*** DATASET CONTENT ***
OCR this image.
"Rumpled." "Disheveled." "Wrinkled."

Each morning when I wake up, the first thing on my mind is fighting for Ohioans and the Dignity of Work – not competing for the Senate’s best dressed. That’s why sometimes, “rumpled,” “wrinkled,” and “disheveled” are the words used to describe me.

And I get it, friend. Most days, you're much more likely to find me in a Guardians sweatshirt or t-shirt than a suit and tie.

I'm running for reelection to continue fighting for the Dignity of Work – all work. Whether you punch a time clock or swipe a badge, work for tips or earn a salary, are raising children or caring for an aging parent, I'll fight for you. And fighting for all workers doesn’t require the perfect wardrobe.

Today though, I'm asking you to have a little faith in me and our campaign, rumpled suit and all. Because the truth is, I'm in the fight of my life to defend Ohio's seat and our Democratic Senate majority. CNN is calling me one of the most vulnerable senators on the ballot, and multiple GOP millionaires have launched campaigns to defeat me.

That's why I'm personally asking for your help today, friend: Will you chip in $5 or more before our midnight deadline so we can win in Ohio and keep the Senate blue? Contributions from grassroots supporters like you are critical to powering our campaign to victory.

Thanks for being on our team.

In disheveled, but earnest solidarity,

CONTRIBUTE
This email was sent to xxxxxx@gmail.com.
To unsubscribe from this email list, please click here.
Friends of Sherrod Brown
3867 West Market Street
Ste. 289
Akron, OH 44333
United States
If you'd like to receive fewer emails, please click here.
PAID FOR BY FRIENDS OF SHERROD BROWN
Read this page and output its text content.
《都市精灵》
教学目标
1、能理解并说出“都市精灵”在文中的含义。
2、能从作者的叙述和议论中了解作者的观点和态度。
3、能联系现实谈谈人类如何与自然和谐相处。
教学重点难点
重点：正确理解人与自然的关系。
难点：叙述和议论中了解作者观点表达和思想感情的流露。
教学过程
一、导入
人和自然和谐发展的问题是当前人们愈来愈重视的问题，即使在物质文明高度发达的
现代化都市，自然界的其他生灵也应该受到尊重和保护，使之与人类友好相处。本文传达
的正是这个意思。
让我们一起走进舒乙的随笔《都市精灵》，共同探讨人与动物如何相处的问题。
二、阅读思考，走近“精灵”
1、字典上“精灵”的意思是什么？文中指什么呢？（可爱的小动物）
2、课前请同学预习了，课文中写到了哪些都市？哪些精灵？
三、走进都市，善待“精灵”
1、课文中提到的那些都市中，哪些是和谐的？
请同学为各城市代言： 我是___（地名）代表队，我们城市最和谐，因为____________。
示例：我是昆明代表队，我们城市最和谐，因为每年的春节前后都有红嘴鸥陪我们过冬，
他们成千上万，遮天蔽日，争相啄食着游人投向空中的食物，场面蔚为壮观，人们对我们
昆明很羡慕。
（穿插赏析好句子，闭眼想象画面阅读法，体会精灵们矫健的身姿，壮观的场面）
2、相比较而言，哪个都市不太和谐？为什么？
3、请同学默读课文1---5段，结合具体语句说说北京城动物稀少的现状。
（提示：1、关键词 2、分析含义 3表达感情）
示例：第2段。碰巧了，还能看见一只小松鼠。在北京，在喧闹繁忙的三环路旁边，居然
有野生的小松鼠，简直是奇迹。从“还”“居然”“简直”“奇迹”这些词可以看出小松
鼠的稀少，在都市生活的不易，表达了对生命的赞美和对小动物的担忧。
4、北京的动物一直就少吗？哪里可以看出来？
***
# [TASK BRIEF]
Scan the material line by line and report each one that contains "here".

# [WRITTEN RESPONSE]
To unsubscribe from this email list, please click here.
If you'd like to receive fewer emails, please click here.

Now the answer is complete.